» RECORDS PROVIDED
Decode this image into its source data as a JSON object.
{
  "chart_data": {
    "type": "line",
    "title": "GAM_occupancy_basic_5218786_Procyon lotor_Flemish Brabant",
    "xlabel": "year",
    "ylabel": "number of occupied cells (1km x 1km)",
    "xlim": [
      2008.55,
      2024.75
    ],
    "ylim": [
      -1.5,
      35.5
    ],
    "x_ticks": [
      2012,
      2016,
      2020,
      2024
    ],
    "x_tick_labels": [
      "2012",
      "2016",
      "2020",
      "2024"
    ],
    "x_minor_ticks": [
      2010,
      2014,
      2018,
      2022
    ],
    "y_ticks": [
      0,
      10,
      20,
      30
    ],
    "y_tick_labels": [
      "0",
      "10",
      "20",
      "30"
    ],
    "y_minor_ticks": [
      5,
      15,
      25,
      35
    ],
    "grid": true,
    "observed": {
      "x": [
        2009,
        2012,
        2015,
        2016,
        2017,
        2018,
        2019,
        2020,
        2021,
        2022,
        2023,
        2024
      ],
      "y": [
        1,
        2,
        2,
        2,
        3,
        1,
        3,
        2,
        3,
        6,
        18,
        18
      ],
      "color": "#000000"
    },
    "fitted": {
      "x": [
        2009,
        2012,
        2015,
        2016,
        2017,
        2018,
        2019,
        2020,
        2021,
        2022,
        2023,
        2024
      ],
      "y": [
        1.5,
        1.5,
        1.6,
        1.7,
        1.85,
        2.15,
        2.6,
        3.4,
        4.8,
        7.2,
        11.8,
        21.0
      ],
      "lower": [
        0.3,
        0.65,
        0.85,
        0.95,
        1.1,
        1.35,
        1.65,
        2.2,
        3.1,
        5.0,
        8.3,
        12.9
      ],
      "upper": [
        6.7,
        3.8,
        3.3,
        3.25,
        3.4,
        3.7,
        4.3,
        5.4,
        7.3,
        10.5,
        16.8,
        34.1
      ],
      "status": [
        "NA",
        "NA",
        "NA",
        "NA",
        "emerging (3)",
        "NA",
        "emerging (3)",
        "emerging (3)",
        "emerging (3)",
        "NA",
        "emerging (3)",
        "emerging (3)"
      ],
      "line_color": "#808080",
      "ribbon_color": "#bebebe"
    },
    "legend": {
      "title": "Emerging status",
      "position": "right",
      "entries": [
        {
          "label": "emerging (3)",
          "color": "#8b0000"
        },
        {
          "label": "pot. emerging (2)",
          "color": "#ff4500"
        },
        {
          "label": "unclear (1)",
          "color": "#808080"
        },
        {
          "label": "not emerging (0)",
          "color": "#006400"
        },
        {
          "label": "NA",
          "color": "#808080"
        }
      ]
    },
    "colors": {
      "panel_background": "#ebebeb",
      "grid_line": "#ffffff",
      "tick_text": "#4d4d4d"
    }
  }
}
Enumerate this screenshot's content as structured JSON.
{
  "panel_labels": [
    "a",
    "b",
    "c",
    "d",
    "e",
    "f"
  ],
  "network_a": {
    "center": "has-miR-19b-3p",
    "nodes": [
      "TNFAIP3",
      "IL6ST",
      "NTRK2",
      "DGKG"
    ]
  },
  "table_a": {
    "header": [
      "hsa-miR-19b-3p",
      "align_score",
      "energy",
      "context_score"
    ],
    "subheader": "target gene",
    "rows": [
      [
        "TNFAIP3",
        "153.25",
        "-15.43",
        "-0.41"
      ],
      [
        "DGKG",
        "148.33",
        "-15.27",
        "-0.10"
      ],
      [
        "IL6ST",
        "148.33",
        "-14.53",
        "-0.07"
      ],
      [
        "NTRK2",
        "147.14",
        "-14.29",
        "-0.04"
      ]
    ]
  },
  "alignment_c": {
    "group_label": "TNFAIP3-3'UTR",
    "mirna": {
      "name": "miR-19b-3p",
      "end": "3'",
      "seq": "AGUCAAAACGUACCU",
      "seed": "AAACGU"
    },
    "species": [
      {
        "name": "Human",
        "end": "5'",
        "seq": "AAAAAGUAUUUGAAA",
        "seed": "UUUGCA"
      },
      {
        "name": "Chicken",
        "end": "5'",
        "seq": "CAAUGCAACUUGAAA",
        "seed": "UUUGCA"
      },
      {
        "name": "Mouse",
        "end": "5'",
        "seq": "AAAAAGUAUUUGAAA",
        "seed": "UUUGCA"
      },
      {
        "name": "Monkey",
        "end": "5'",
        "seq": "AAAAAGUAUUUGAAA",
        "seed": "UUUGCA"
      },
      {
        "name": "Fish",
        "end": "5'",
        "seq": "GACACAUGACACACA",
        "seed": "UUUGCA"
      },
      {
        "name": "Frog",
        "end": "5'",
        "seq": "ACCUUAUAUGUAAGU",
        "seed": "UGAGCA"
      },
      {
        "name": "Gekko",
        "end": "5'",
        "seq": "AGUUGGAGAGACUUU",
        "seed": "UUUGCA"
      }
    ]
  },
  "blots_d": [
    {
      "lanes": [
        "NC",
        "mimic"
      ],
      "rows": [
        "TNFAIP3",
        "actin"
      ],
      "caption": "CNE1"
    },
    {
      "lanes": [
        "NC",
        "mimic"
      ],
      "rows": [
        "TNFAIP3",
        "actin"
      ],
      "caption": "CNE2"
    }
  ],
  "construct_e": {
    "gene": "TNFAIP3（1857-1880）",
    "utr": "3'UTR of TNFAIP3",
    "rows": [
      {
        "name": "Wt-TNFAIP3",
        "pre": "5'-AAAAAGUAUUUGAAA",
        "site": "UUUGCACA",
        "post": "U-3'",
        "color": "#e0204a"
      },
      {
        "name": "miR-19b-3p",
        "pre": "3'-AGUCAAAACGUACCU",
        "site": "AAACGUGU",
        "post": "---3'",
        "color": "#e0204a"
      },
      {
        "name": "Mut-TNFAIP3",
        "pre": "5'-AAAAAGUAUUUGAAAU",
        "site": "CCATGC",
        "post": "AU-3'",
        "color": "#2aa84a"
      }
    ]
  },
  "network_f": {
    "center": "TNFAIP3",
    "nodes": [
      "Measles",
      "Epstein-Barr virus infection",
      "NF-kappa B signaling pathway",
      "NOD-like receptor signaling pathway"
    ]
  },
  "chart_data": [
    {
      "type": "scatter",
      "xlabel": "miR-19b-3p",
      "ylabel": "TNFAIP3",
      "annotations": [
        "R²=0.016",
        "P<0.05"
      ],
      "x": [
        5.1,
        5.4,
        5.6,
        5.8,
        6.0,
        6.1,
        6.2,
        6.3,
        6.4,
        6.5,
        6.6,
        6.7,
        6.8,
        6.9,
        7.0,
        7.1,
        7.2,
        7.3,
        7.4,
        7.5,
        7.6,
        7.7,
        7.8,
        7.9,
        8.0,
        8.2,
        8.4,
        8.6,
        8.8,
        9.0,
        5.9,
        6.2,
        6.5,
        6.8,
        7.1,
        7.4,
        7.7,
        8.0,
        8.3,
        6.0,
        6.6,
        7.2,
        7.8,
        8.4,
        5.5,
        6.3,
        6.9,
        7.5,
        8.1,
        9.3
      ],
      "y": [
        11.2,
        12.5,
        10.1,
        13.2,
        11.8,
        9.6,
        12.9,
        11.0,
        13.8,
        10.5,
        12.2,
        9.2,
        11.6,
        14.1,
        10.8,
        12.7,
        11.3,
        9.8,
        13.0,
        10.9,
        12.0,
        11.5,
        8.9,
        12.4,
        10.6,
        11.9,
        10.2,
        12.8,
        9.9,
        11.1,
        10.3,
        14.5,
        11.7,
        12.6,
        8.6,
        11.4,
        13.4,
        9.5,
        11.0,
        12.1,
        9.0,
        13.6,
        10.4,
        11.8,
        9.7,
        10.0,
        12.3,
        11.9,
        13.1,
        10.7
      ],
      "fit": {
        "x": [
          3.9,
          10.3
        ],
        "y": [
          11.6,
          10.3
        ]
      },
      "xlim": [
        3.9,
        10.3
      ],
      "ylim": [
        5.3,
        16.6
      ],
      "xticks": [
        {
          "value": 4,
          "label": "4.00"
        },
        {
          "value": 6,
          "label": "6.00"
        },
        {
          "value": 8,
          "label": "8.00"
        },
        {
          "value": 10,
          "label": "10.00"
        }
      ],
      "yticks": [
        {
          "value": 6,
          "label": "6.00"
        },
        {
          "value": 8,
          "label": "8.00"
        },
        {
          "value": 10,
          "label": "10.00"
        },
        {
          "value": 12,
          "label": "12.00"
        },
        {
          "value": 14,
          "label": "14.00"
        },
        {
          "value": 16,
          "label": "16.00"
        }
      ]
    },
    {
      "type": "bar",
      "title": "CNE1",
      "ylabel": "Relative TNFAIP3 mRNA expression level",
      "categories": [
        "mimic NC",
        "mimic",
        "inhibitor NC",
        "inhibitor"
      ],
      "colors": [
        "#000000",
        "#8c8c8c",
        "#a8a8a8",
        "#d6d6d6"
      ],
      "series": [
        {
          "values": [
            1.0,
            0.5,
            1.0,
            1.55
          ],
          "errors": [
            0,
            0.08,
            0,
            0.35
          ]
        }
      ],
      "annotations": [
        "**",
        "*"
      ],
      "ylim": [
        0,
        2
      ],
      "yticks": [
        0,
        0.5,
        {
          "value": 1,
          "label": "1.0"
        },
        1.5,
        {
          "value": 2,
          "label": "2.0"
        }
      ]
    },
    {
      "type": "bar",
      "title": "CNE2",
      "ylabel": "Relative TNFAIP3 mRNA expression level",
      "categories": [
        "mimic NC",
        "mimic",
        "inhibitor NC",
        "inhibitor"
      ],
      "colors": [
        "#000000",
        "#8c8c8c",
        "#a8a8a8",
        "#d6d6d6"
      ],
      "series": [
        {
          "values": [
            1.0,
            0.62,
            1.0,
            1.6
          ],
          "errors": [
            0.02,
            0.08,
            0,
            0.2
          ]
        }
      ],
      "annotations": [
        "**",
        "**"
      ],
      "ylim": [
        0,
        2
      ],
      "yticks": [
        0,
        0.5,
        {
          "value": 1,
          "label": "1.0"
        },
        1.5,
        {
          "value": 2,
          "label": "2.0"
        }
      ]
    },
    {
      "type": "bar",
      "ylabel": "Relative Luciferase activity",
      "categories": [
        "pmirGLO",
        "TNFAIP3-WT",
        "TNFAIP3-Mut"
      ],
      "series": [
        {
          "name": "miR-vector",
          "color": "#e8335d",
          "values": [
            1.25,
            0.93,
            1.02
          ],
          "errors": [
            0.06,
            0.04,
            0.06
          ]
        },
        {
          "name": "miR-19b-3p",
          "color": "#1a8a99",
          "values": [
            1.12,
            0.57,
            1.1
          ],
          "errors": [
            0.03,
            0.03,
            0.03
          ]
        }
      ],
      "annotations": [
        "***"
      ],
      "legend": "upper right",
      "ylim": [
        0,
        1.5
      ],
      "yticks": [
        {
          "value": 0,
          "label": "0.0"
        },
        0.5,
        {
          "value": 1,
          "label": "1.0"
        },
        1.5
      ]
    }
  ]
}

» WHAT IS EXPECTED
Please copy every line from the entries that includes the word "center".

» SOLUTION TO THE PROBLEM
    "center": "has-miR-19b-3p",
    "center": "TNFAIP3",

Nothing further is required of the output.